## Stored data
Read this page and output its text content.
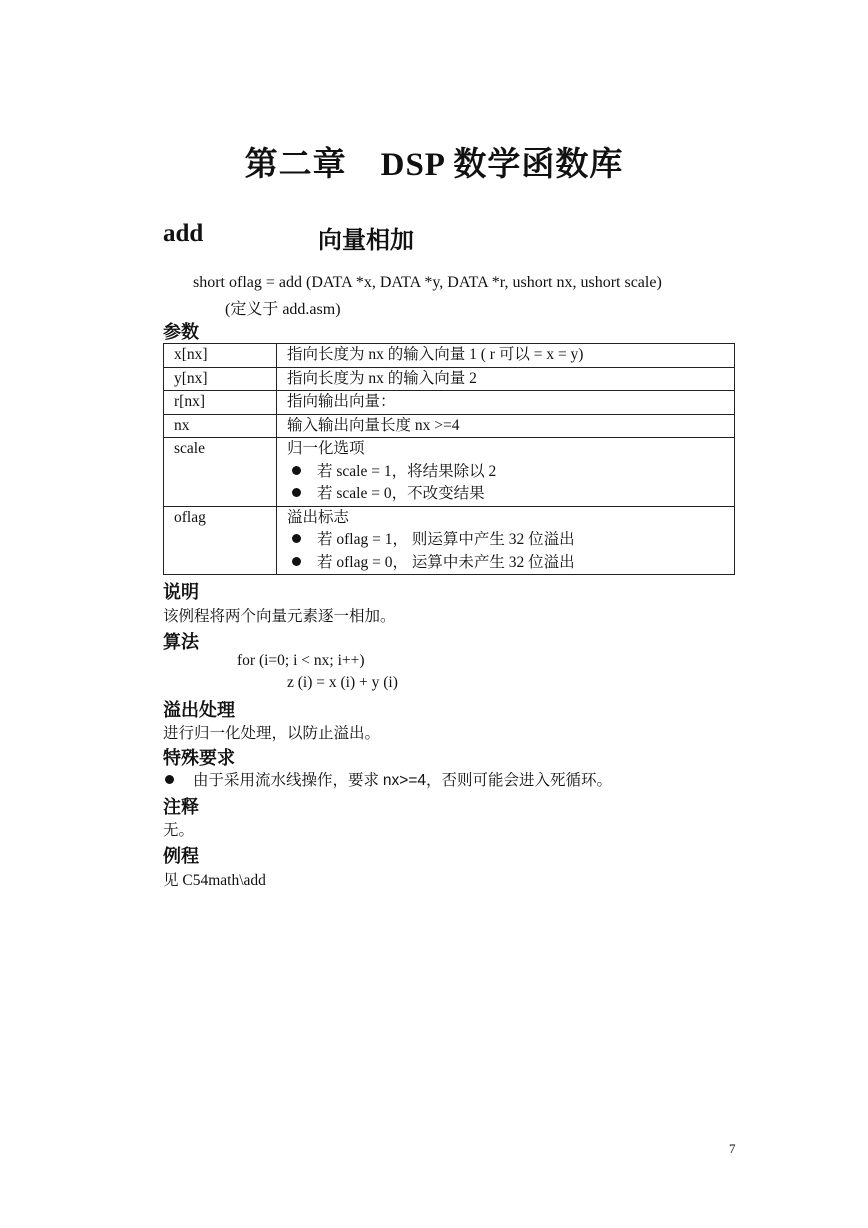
第二章　DSP 数学函数库
add	向量相加
short oflag = add (DATA *x, DATA *y, DATA *r, ushort nx, ushort scale)
(定义于 add.asm)
参数
x[nx]	指向长度为 nx 的输入向量 1 ( r 可以 = x = y)
y[nx]	指向长度为 nx 的输入向量 2
r[nx]	指向输出向量：
nx	输入输出向量长度 nx >=4
scale	归一化选项
若 scale = 1，将结果除以 2
若 scale = 0，不改变结果

oflag	溢出标志
若 oflag = 1， 则运算中产生 32 位溢出
若 oflag = 0， 运算中未产生 32 位溢出
说明
该例程将两个向量元素逐一相加。
算法
for (i=0; i < nx; i++)
z (i) = x (i) + y (i)
溢出处理
进行归一化处理，以防止溢出。
特殊要求
由于采用流水线操作，要求 nx>=4，否则可能会进入死循环。
注释
无。
例程
见 C54math\add
7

## Your task
Where a line holds "的输入向量", copy it out.

## Complete answer
x[nx]	指向长度为 nx 的输入向量 1 ( r 可以 = x = y)
y[nx]	指向长度为 nx 的输入向量 2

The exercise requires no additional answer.